Your goal: Every line of the data that contains the string "prompt" must be copied.

Saved data entries:
--------------------------------------------------
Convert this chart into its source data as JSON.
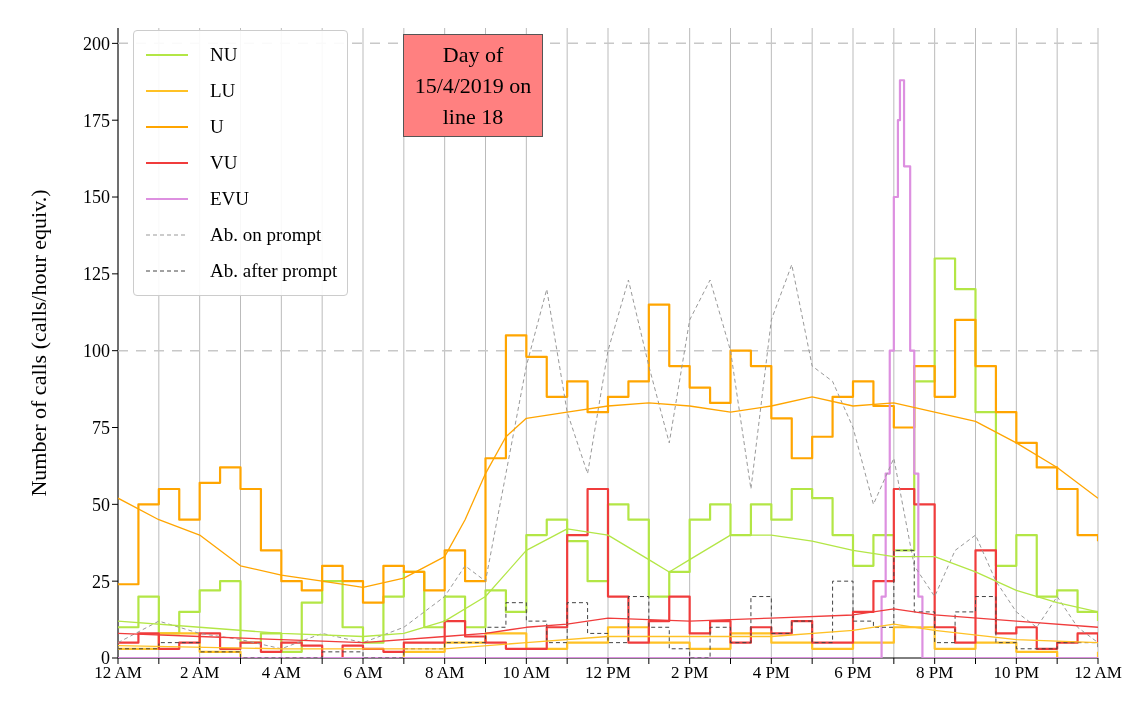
{
  "chart_data": {
    "type": "line",
    "ylabel": "Number of calls (calls/hour equiv.)",
    "xlim": [
      "2019-04-15T00:00",
      "2019-04-16T00:00"
    ],
    "ylim": [
      0,
      205
    ],
    "xticks": [
      {
        "value": "2019-04-15T00:00",
        "label": "12 AM"
      },
      {
        "value": "2019-04-15T01:00",
        "label": null
      },
      {
        "value": "2019-04-15T02:00",
        "label": "2 AM"
      },
      {
        "value": "2019-04-15T03:00",
        "label": null
      },
      {
        "value": "2019-04-15T04:00",
        "label": "4 AM"
      },
      {
        "value": "2019-04-15T05:00",
        "label": null
      },
      {
        "value": "2019-04-15T06:00",
        "label": "6 AM"
      },
      {
        "value": "2019-04-15T07:00",
        "label": null
      },
      {
        "value": "2019-04-15T08:00",
        "label": "8 AM"
      },
      {
        "value": "2019-04-15T09:00",
        "label": null
      },
      {
        "value": "2019-04-15T10:00",
        "label": "10 AM"
      },
      {
        "value": "2019-04-15T11:00",
        "label": null
      },
      {
        "value": "2019-04-15T12:00",
        "label": "12 PM"
      },
      {
        "value": "2019-04-15T13:00",
        "label": null
      },
      {
        "value": "2019-04-15T14:00",
        "label": "2 PM"
      },
      {
        "value": "2019-04-15T15:00",
        "label": null
      },
      {
        "value": "2019-04-15T16:00",
        "label": "4 PM"
      },
      {
        "value": "2019-04-15T17:00",
        "label": null
      },
      {
        "value": "2019-04-15T18:00",
        "label": "6 PM"
      },
      {
        "value": "2019-04-15T19:00",
        "label": null
      },
      {
        "value": "2019-04-15T20:00",
        "label": "8 PM"
      },
      {
        "value": "2019-04-15T21:00",
        "label": null
      },
      {
        "value": "2019-04-15T22:00",
        "label": "10 PM"
      },
      {
        "value": "2019-04-15T23:00",
        "label": null
      },
      {
        "value": "2019-04-16T00:00",
        "label": "12 AM"
      }
    ],
    "yticks": [
      0,
      25,
      50,
      75,
      100,
      125,
      150,
      175,
      200
    ],
    "grid": "x",
    "legend": "top left",
    "marker": "none",
    "ref_lines": [
      {
        "axis": "y",
        "value": 100,
        "color": "#c8c8c8",
        "line_style": "dashed"
      },
      {
        "axis": "y",
        "value": 200,
        "color": "#c8c8c8",
        "line_style": "dashed"
      }
    ],
    "annotations": [
      "Day of 15/4/2019 on line 18"
    ],
    "series": [
      {
        "name": "NU",
        "type": "step",
        "color": "#b3e646",
        "x": [
          "2019-04-15T00:00",
          "2019-04-15T00:30",
          "2019-04-15T01:00",
          "2019-04-15T01:30",
          "2019-04-15T02:00",
          "2019-04-15T02:30",
          "2019-04-15T03:00",
          "2019-04-15T03:30",
          "2019-04-15T04:00",
          "2019-04-15T04:30",
          "2019-04-15T05:00",
          "2019-04-15T05:30",
          "2019-04-15T06:00",
          "2019-04-15T06:30",
          "2019-04-15T07:00",
          "2019-04-15T07:30",
          "2019-04-15T08:00",
          "2019-04-15T08:30",
          "2019-04-15T09:00",
          "2019-04-15T09:30",
          "2019-04-15T10:00",
          "2019-04-15T10:30",
          "2019-04-15T11:00",
          "2019-04-15T11:30",
          "2019-04-15T12:00",
          "2019-04-15T12:30",
          "2019-04-15T13:00",
          "2019-04-15T13:30",
          "2019-04-15T14:00",
          "2019-04-15T14:30",
          "2019-04-15T15:00",
          "2019-04-15T15:30",
          "2019-04-15T16:00",
          "2019-04-15T16:30",
          "2019-04-15T17:00",
          "2019-04-15T17:30",
          "2019-04-15T18:00",
          "2019-04-15T18:30",
          "2019-04-15T19:00",
          "2019-04-15T19:30",
          "2019-04-15T20:00",
          "2019-04-15T20:30",
          "2019-04-15T21:00",
          "2019-04-15T21:30",
          "2019-04-15T22:00",
          "2019-04-15T22:30",
          "2019-04-15T23:00",
          "2019-04-15T23:30",
          "2019-04-16T00:00"
        ],
        "values": [
          10,
          20,
          8,
          15,
          22,
          25,
          5,
          8,
          2,
          18,
          25,
          10,
          5,
          20,
          28,
          10,
          20,
          10,
          22,
          15,
          40,
          45,
          38,
          25,
          50,
          45,
          20,
          28,
          45,
          50,
          40,
          50,
          45,
          55,
          52,
          40,
          30,
          40,
          35,
          90,
          130,
          120,
          80,
          30,
          40,
          20,
          22,
          15,
          12
        ]
      },
      {
        "name": "LU",
        "type": "step",
        "color": "#ffc125",
        "x": [
          "2019-04-15T00:00",
          "2019-04-15T01:00",
          "2019-04-15T02:00",
          "2019-04-15T03:00",
          "2019-04-15T04:00",
          "2019-04-15T05:00",
          "2019-04-15T06:00",
          "2019-04-15T07:00",
          "2019-04-15T08:00",
          "2019-04-15T09:00",
          "2019-04-15T10:00",
          "2019-04-15T11:00",
          "2019-04-15T12:00",
          "2019-04-15T13:00",
          "2019-04-15T14:00",
          "2019-04-15T15:00",
          "2019-04-15T16:00",
          "2019-04-15T17:00",
          "2019-04-15T18:00",
          "2019-04-15T19:00",
          "2019-04-15T20:00",
          "2019-04-15T21:00",
          "2019-04-15T22:00",
          "2019-04-15T23:00",
          "2019-04-16T00:00"
        ],
        "values": [
          3,
          8,
          2,
          0,
          0,
          0,
          0,
          2,
          5,
          8,
          3,
          5,
          10,
          5,
          3,
          8,
          5,
          3,
          5,
          10,
          3,
          5,
          2,
          0,
          2
        ]
      },
      {
        "name": "U",
        "type": "step",
        "color": "#ffa500",
        "x": [
          "2019-04-15T00:00",
          "2019-04-15T00:30",
          "2019-04-15T01:00",
          "2019-04-15T01:30",
          "2019-04-15T02:00",
          "2019-04-15T02:30",
          "2019-04-15T03:00",
          "2019-04-15T03:30",
          "2019-04-15T04:00",
          "2019-04-15T04:30",
          "2019-04-15T05:00",
          "2019-04-15T05:30",
          "2019-04-15T06:00",
          "2019-04-15T06:30",
          "2019-04-15T07:00",
          "2019-04-15T07:30",
          "2019-04-15T08:00",
          "2019-04-15T08:30",
          "2019-04-15T09:00",
          "2019-04-15T09:30",
          "2019-04-15T10:00",
          "2019-04-15T10:30",
          "2019-04-15T11:00",
          "2019-04-15T11:30",
          "2019-04-15T12:00",
          "2019-04-15T12:30",
          "2019-04-15T13:00",
          "2019-04-15T13:30",
          "2019-04-15T14:00",
          "2019-04-15T14:30",
          "2019-04-15T15:00",
          "2019-04-15T15:30",
          "2019-04-15T16:00",
          "2019-04-15T16:30",
          "2019-04-15T17:00",
          "2019-04-15T17:30",
          "2019-04-15T18:00",
          "2019-04-15T18:30",
          "2019-04-15T19:00",
          "2019-04-15T19:30",
          "2019-04-15T20:00",
          "2019-04-15T20:30",
          "2019-04-15T21:00",
          "2019-04-15T21:30",
          "2019-04-15T22:00",
          "2019-04-15T22:30",
          "2019-04-15T23:00",
          "2019-04-15T23:30",
          "2019-04-16T00:00"
        ],
        "values": [
          24,
          50,
          55,
          45,
          57,
          62,
          55,
          35,
          25,
          22,
          30,
          25,
          18,
          30,
          28,
          22,
          35,
          25,
          65,
          105,
          98,
          85,
          90,
          80,
          85,
          90,
          115,
          95,
          88,
          83,
          100,
          95,
          78,
          65,
          72,
          85,
          90,
          82,
          75,
          95,
          85,
          110,
          95,
          80,
          70,
          62,
          55,
          40,
          38
        ]
      },
      {
        "name": "VU",
        "type": "step",
        "color": "#f03c3c",
        "x": [
          "2019-04-15T00:00",
          "2019-04-15T00:30",
          "2019-04-15T01:00",
          "2019-04-15T01:30",
          "2019-04-15T02:00",
          "2019-04-15T02:30",
          "2019-04-15T03:00",
          "2019-04-15T03:30",
          "2019-04-15T04:00",
          "2019-04-15T04:30",
          "2019-04-15T05:00",
          "2019-04-15T05:30",
          "2019-04-15T06:00",
          "2019-04-15T06:30",
          "2019-04-15T07:00",
          "2019-04-15T07:30",
          "2019-04-15T08:00",
          "2019-04-15T08:30",
          "2019-04-15T09:00",
          "2019-04-15T09:30",
          "2019-04-15T10:00",
          "2019-04-15T10:30",
          "2019-04-15T11:00",
          "2019-04-15T11:30",
          "2019-04-15T12:00",
          "2019-04-15T12:30",
          "2019-04-15T13:00",
          "2019-04-15T13:30",
          "2019-04-15T14:00",
          "2019-04-15T14:30",
          "2019-04-15T15:00",
          "2019-04-15T15:30",
          "2019-04-15T16:00",
          "2019-04-15T16:30",
          "2019-04-15T17:00",
          "2019-04-15T17:30",
          "2019-04-15T18:00",
          "2019-04-15T18:30",
          "2019-04-15T19:00",
          "2019-04-15T19:30",
          "2019-04-15T20:00",
          "2019-04-15T20:30",
          "2019-04-15T21:00",
          "2019-04-15T21:30",
          "2019-04-15T22:00",
          "2019-04-15T22:30",
          "2019-04-15T23:00",
          "2019-04-15T23:30",
          "2019-04-16T00:00"
        ],
        "values": [
          5,
          8,
          3,
          5,
          8,
          3,
          5,
          2,
          5,
          4,
          0,
          4,
          3,
          2,
          5,
          5,
          12,
          7,
          5,
          3,
          3,
          10,
          40,
          55,
          20,
          5,
          12,
          20,
          8,
          12,
          5,
          10,
          8,
          12,
          5,
          5,
          15,
          25,
          55,
          50,
          10,
          5,
          35,
          8,
          10,
          3,
          5,
          8,
          5
        ]
      },
      {
        "name": "EVU",
        "type": "step",
        "color": "#dd90e0",
        "x": [
          "2019-04-15T00:00",
          "2019-04-15T18:36",
          "2019-04-15T18:42",
          "2019-04-15T18:48",
          "2019-04-15T18:54",
          "2019-04-15T19:00",
          "2019-04-15T19:06",
          "2019-04-15T19:09",
          "2019-04-15T19:15",
          "2019-04-15T19:24",
          "2019-04-15T19:30",
          "2019-04-15T19:36",
          "2019-04-15T19:42",
          "2019-04-16T00:00"
        ],
        "values": [
          0,
          0,
          20,
          60,
          100,
          150,
          175,
          188,
          160,
          100,
          60,
          20,
          0,
          0
        ]
      },
      {
        "name": "Ab. on prompt",
        "type": "line",
        "line_style": "dashed",
        "color": "#999999",
        "x": [
          "2019-04-15T00:00",
          "2019-04-15T01:00",
          "2019-04-15T02:00",
          "2019-04-15T03:00",
          "2019-04-15T04:00",
          "2019-04-15T05:00",
          "2019-04-15T06:00",
          "2019-04-15T07:00",
          "2019-04-15T08:00",
          "2019-04-15T08:30",
          "2019-04-15T09:00",
          "2019-04-15T09:30",
          "2019-04-15T10:00",
          "2019-04-15T10:30",
          "2019-04-15T11:00",
          "2019-04-15T11:30",
          "2019-04-15T12:00",
          "2019-04-15T12:30",
          "2019-04-15T13:00",
          "2019-04-15T13:30",
          "2019-04-15T14:00",
          "2019-04-15T14:30",
          "2019-04-15T15:00",
          "2019-04-15T15:30",
          "2019-04-15T16:00",
          "2019-04-15T16:30",
          "2019-04-15T17:00",
          "2019-04-15T17:30",
          "2019-04-15T18:00",
          "2019-04-15T18:30",
          "2019-04-15T19:00",
          "2019-04-15T19:30",
          "2019-04-15T20:00",
          "2019-04-15T20:30",
          "2019-04-15T21:00",
          "2019-04-15T21:30",
          "2019-04-15T22:00",
          "2019-04-15T22:30",
          "2019-04-15T23:00",
          "2019-04-15T23:30",
          "2019-04-16T00:00"
        ],
        "values": [
          5,
          12,
          8,
          6,
          3,
          8,
          5,
          10,
          20,
          30,
          25,
          60,
          95,
          120,
          80,
          60,
          100,
          123,
          95,
          70,
          110,
          123,
          100,
          55,
          110,
          128,
          95,
          90,
          75,
          50,
          65,
          30,
          20,
          35,
          40,
          25,
          15,
          10,
          20,
          10,
          5
        ]
      },
      {
        "name": "Ab. after prompt",
        "type": "step",
        "line_style": "dashed",
        "color": "#444444",
        "x": [
          "2019-04-15T00:00",
          "2019-04-15T01:00",
          "2019-04-15T02:00",
          "2019-04-15T03:00",
          "2019-04-15T04:00",
          "2019-04-15T05:00",
          "2019-04-15T06:00",
          "2019-04-15T07:00",
          "2019-04-15T08:00",
          "2019-04-15T09:00",
          "2019-04-15T09:30",
          "2019-04-15T10:00",
          "2019-04-15T10:30",
          "2019-04-15T11:00",
          "2019-04-15T11:30",
          "2019-04-15T12:00",
          "2019-04-15T12:30",
          "2019-04-15T13:00",
          "2019-04-15T13:30",
          "2019-04-15T14:00",
          "2019-04-15T14:30",
          "2019-04-15T15:00",
          "2019-04-15T15:30",
          "2019-04-15T16:00",
          "2019-04-15T16:30",
          "2019-04-15T17:00",
          "2019-04-15T17:30",
          "2019-04-15T18:00",
          "2019-04-15T18:30",
          "2019-04-15T19:00",
          "2019-04-15T19:30",
          "2019-04-15T20:00",
          "2019-04-15T20:30",
          "2019-04-15T21:00",
          "2019-04-15T21:30",
          "2019-04-15T22:00",
          "2019-04-15T23:00",
          "2019-04-16T00:00"
        ],
        "values": [
          3,
          5,
          2,
          0,
          0,
          2,
          0,
          3,
          5,
          10,
          18,
          12,
          5,
          18,
          8,
          5,
          20,
          10,
          3,
          0,
          10,
          5,
          20,
          8,
          12,
          5,
          25,
          12,
          10,
          35,
          15,
          5,
          15,
          20,
          5,
          3,
          5,
          3
        ]
      },
      {
        "type": "line",
        "color": "#b3e646",
        "x": [
          "2019-04-15T00:00",
          "2019-04-15T02:00",
          "2019-04-15T04:00",
          "2019-04-15T06:00",
          "2019-04-15T07:00",
          "2019-04-15T08:00",
          "2019-04-15T09:00",
          "2019-04-15T10:00",
          "2019-04-15T11:00",
          "2019-04-15T12:00",
          "2019-04-15T13:00",
          "2019-04-15T13:30",
          "2019-04-15T14:00",
          "2019-04-15T15:00",
          "2019-04-15T16:00",
          "2019-04-15T17:00",
          "2019-04-15T18:00",
          "2019-04-15T19:00",
          "2019-04-15T20:00",
          "2019-04-15T21:00",
          "2019-04-15T22:00",
          "2019-04-15T23:00",
          "2019-04-16T00:00"
        ],
        "values": [
          12,
          10,
          8,
          7,
          8,
          12,
          20,
          35,
          42,
          40,
          32,
          28,
          32,
          40,
          40,
          38,
          35,
          33,
          33,
          28,
          22,
          18,
          15
        ]
      },
      {
        "type": "line",
        "color": "#ffc125",
        "x": [
          "2019-04-15T00:00",
          "2019-04-15T04:00",
          "2019-04-15T08:00",
          "2019-04-15T10:00",
          "2019-04-15T12:00",
          "2019-04-15T16:00",
          "2019-04-15T18:00",
          "2019-04-15T19:00",
          "2019-04-15T20:00",
          "2019-04-15T22:00",
          "2019-04-16T00:00"
        ],
        "values": [
          4,
          3,
          3,
          5,
          7,
          7,
          9,
          11,
          9,
          6,
          5
        ]
      },
      {
        "type": "line",
        "color": "#ffa500",
        "x": [
          "2019-04-15T00:00",
          "2019-04-15T01:00",
          "2019-04-15T02:00",
          "2019-04-15T03:00",
          "2019-04-15T04:00",
          "2019-04-15T05:00",
          "2019-04-15T06:00",
          "2019-04-15T07:00",
          "2019-04-15T08:00",
          "2019-04-15T08:30",
          "2019-04-15T09:00",
          "2019-04-15T09:30",
          "2019-04-15T10:00",
          "2019-04-15T11:00",
          "2019-04-15T12:00",
          "2019-04-15T13:00",
          "2019-04-15T14:00",
          "2019-04-15T15:00",
          "2019-04-15T16:00",
          "2019-04-15T17:00",
          "2019-04-15T18:00",
          "2019-04-15T19:00",
          "2019-04-15T20:00",
          "2019-04-15T21:00",
          "2019-04-15T22:00",
          "2019-04-15T23:00",
          "2019-04-16T00:00"
        ],
        "values": [
          52,
          45,
          40,
          30,
          27,
          25,
          23,
          26,
          33,
          45,
          60,
          72,
          78,
          80,
          82,
          83,
          82,
          80,
          82,
          85,
          82,
          83,
          80,
          77,
          70,
          62,
          52
        ]
      },
      {
        "type": "line",
        "color": "#f03c3c",
        "x": [
          "2019-04-15T00:00",
          "2019-04-15T02:00",
          "2019-04-15T04:00",
          "2019-04-15T06:00",
          "2019-04-15T08:00",
          "2019-04-15T09:00",
          "2019-04-15T10:00",
          "2019-04-15T11:00",
          "2019-04-15T12:00",
          "2019-04-15T14:00",
          "2019-04-15T16:00",
          "2019-04-15T18:00",
          "2019-04-15T19:00",
          "2019-04-15T20:00",
          "2019-04-15T22:00",
          "2019-04-16T00:00"
        ],
        "values": [
          8,
          7,
          6,
          5,
          7,
          8,
          10,
          11,
          13,
          12,
          13,
          14,
          16,
          14,
          12,
          10
        ]
      }
    ]
  }
}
--------------------------------------------------
Solved exercise:
        "name": "Ab. on prompt",
        "name": "Ab. after prompt",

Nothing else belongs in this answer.